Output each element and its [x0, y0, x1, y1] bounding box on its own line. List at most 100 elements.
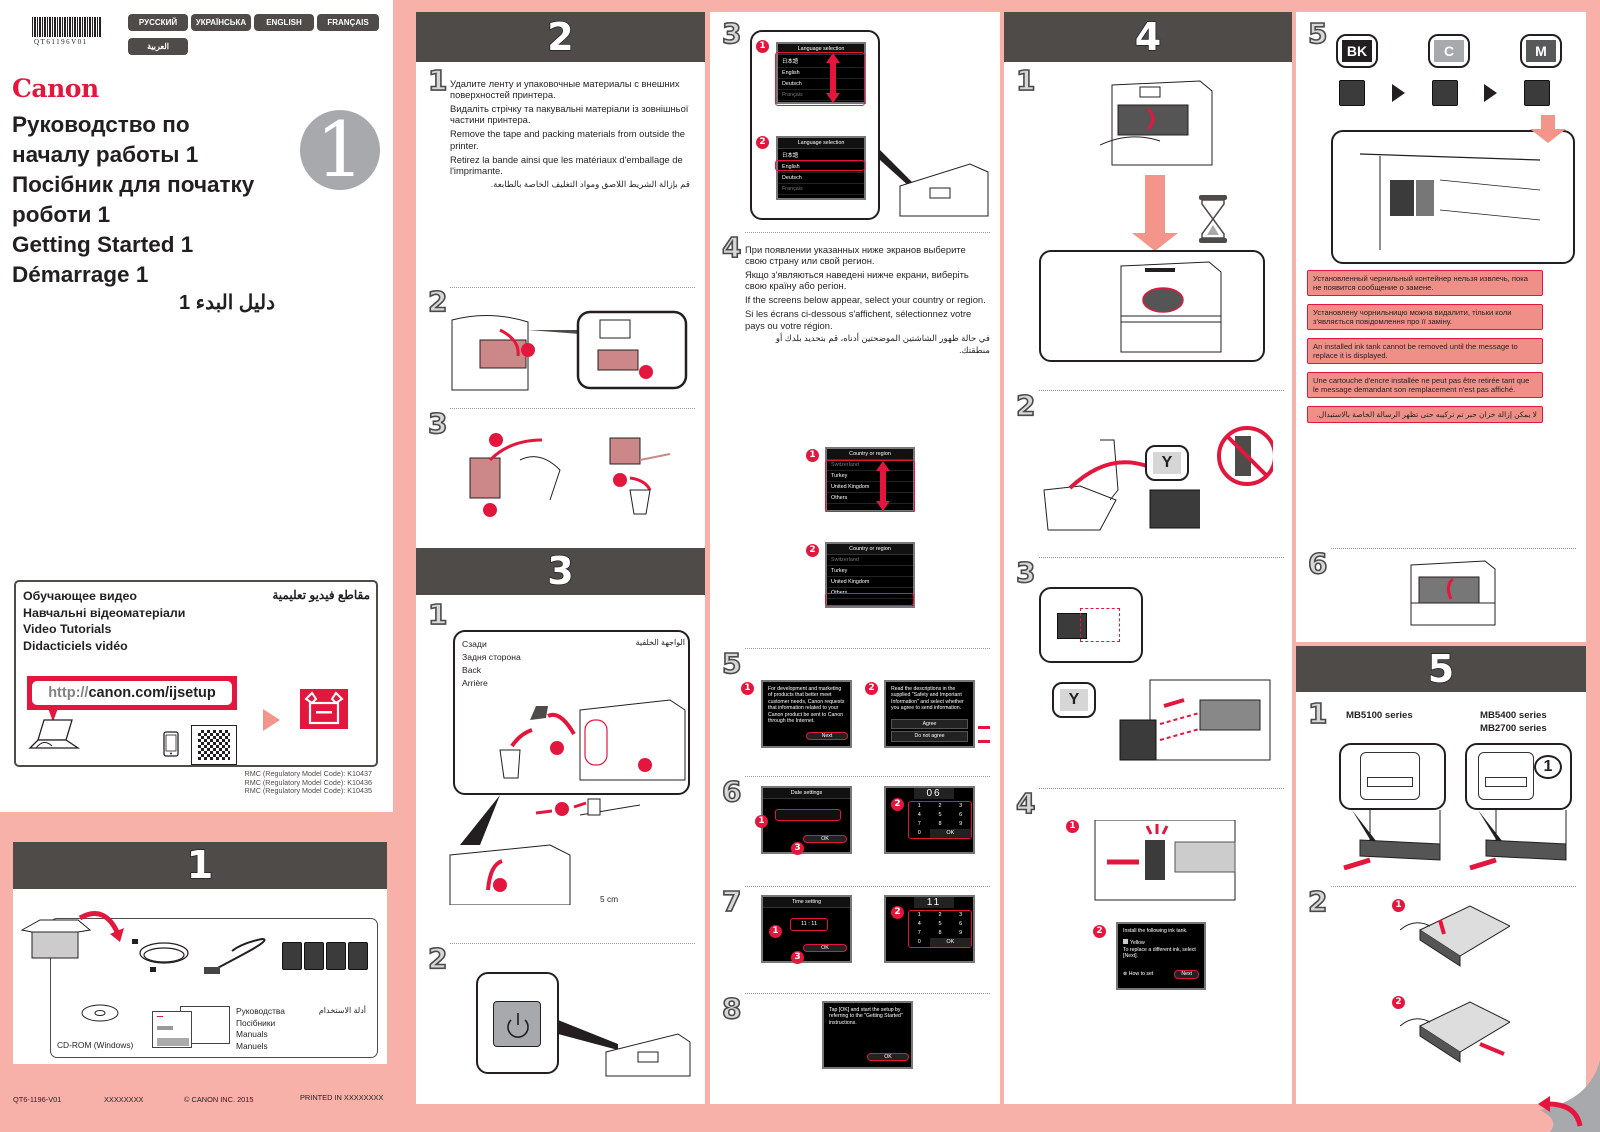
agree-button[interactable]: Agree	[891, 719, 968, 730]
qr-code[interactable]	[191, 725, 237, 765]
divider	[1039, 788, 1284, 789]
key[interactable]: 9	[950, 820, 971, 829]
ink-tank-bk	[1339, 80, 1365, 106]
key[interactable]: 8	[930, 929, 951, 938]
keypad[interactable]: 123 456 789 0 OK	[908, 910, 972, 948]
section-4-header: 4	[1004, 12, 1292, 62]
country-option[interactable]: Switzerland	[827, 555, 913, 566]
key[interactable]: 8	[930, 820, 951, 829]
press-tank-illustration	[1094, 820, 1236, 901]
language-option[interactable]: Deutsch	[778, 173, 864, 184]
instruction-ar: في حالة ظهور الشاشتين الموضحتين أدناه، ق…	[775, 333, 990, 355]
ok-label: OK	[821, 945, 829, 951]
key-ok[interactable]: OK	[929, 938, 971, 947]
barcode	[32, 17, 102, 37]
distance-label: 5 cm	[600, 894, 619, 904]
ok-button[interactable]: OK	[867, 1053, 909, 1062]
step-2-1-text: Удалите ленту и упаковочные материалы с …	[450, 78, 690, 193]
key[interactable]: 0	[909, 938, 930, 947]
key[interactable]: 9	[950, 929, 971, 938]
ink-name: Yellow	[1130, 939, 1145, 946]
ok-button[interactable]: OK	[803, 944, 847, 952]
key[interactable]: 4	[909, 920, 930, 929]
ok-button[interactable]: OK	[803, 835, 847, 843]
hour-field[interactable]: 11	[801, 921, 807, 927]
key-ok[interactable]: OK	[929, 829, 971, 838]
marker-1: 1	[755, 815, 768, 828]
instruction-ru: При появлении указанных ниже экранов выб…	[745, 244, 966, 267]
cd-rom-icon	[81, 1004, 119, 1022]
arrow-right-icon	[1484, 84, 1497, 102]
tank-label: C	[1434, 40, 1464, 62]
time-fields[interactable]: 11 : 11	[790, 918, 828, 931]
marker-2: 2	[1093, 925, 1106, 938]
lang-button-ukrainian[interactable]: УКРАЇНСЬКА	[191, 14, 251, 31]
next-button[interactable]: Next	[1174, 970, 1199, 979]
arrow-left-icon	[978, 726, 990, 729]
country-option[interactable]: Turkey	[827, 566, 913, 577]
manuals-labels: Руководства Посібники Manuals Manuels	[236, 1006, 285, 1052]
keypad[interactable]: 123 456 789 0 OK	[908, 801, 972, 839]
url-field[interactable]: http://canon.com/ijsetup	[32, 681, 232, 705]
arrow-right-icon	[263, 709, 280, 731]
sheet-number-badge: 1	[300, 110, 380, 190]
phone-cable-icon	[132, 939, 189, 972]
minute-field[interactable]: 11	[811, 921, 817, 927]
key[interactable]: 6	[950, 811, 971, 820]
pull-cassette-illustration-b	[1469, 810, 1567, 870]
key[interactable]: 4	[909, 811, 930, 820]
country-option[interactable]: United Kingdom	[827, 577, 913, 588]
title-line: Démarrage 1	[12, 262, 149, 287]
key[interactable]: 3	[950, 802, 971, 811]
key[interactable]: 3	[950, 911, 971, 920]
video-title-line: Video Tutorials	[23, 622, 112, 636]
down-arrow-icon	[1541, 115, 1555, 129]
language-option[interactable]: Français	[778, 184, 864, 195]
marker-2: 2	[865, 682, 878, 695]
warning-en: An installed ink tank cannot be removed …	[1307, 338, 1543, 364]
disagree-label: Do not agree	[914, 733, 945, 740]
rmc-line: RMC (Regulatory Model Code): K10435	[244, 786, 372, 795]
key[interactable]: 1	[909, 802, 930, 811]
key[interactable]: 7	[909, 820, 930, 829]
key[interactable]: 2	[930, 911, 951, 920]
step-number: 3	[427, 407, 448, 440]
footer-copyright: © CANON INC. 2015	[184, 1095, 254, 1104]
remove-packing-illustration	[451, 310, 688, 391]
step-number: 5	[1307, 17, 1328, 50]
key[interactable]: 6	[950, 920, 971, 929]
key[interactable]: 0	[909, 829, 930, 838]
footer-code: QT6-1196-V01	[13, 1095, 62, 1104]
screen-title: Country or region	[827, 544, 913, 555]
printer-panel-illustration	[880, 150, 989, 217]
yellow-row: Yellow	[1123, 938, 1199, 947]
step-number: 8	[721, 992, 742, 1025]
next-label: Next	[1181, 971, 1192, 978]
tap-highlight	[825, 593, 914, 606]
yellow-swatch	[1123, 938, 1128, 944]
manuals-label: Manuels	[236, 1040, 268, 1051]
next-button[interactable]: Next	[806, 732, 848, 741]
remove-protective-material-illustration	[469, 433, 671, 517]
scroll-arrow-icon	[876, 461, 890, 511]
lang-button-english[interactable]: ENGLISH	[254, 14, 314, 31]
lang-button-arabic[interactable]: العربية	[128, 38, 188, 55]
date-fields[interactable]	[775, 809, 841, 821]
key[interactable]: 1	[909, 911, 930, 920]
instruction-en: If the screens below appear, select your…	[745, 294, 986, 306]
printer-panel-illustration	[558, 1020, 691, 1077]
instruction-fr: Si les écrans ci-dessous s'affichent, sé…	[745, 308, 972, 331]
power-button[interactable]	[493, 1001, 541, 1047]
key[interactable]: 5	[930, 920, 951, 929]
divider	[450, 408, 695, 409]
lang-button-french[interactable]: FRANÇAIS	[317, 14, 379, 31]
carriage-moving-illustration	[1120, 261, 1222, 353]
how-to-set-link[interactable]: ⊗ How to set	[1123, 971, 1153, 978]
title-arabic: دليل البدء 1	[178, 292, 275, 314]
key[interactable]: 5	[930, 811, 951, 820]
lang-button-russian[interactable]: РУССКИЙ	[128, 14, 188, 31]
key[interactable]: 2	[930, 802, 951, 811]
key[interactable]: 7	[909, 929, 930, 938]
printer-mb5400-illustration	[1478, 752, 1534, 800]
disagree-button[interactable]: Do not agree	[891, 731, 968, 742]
******************************
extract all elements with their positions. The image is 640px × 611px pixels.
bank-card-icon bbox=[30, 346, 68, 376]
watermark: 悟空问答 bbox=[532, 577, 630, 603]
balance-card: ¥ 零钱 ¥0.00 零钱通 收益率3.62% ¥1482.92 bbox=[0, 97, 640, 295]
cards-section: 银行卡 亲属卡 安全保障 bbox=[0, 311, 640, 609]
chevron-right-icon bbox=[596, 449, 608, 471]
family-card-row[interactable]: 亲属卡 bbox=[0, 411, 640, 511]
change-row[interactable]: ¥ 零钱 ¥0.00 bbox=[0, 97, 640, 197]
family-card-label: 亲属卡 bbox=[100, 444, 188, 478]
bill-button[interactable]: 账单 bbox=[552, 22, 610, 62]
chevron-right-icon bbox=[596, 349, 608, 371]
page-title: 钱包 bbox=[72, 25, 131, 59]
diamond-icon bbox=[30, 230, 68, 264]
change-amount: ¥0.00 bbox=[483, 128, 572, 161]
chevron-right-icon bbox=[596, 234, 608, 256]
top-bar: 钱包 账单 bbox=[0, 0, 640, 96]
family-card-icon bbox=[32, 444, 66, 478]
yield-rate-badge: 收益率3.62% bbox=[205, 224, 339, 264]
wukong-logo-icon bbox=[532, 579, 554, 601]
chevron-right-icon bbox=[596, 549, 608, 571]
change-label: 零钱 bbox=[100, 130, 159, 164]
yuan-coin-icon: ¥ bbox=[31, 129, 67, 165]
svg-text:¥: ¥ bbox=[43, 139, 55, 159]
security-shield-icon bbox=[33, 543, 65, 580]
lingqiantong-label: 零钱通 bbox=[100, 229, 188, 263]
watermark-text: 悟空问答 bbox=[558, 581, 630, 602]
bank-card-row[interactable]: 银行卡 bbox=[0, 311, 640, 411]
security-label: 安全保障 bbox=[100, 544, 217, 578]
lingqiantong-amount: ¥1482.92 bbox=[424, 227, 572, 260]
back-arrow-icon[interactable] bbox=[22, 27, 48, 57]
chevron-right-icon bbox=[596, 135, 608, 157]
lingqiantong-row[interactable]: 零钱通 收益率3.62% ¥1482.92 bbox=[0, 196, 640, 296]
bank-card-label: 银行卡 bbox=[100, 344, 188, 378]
******************************
**WRITTEN REQUEST**.
Can you copy the lines word for word, starting with the line that contains "719, 968, 730]" and going on through the line that contains "910, 972, 948]"?

**RESULT OF THE TASK**.
agree-button[interactable]: Agree	[891, 719, 968, 730]
qr-code[interactable]	[191, 725, 237, 765]
divider	[1039, 788, 1284, 789]
key[interactable]: 9	[950, 820, 971, 829]
ink-tank-bk	[1339, 80, 1365, 106]
key[interactable]: 8	[930, 929, 951, 938]
keypad[interactable]: 123 456 789 0 OK	[908, 910, 972, 948]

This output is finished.